From the entries below, keep only the lines that contain the string "chinese", and copy each of them in full.

> Records for processing:
((
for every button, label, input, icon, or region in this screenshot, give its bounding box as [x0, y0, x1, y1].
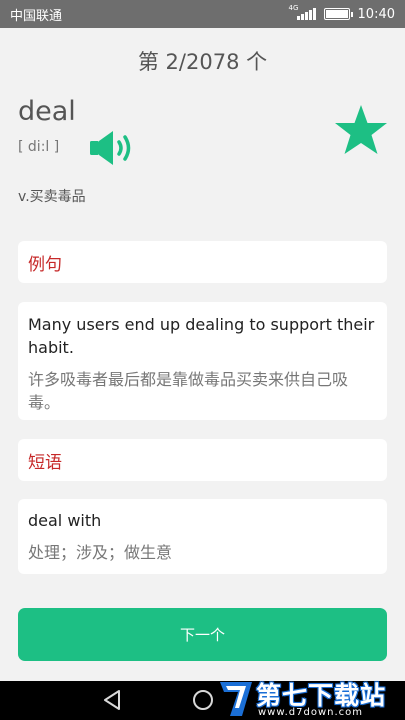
signal-icon: 4G: [289, 4, 316, 20]
watermark: 第七下载站 www.d7down.com: [218, 676, 405, 720]
next-button[interactable]: 下一个: [18, 608, 387, 661]
network-type-label: 4G: [288, 4, 299, 12]
phrase-card: deal with 处理；涉及；做生意: [18, 499, 387, 574]
phrase-english: deal with: [28, 511, 102, 530]
home-icon[interactable]: [193, 690, 213, 710]
watermark-logo-icon: [220, 682, 252, 716]
status-indicators: 4G 10:40: [289, 4, 395, 22]
favorite-star-icon[interactable]: [334, 104, 388, 156]
carrier-label: 中国联通: [10, 8, 63, 24]
clock: 10:40: [357, 6, 395, 22]
example-english: Many users end up dealing to support the…: [28, 315, 375, 357]
word-meaning: v.买卖毒品: [18, 189, 86, 205]
watermark-url: www.d7down.com: [258, 707, 364, 718]
phrase-header: 短语: [18, 439, 387, 481]
example-card: Many users end up dealing to support the…: [18, 302, 387, 420]
example-header: 例句: [18, 241, 387, 283]
phrase-chinese: 处理；涉及；做生意: [28, 543, 173, 562]
word-title: deal: [18, 96, 76, 127]
example-title: 例句: [28, 254, 62, 275]
phrase-title: 短语: [28, 452, 62, 473]
word-counter: 第 2/2078 个: [137, 50, 268, 74]
speaker-icon[interactable]: [88, 129, 136, 167]
battery-icon: [323, 8, 353, 20]
phonetic: [ di:l ]: [18, 139, 60, 155]
status-bar: 中国联通 4G 10:40: [0, 0, 405, 28]
example-chinese: 许多吸毒者最后都是靠做毒品买卖来供自己吸毒。: [28, 370, 349, 412]
back-icon[interactable]: [103, 690, 121, 710]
))
> Reply:
phrase-chinese: 处理；涉及；做生意: [28, 543, 173, 562]
example-chinese: 许多吸毒者最后都是靠做毒品买卖来供自己吸毒。: [28, 370, 349, 412]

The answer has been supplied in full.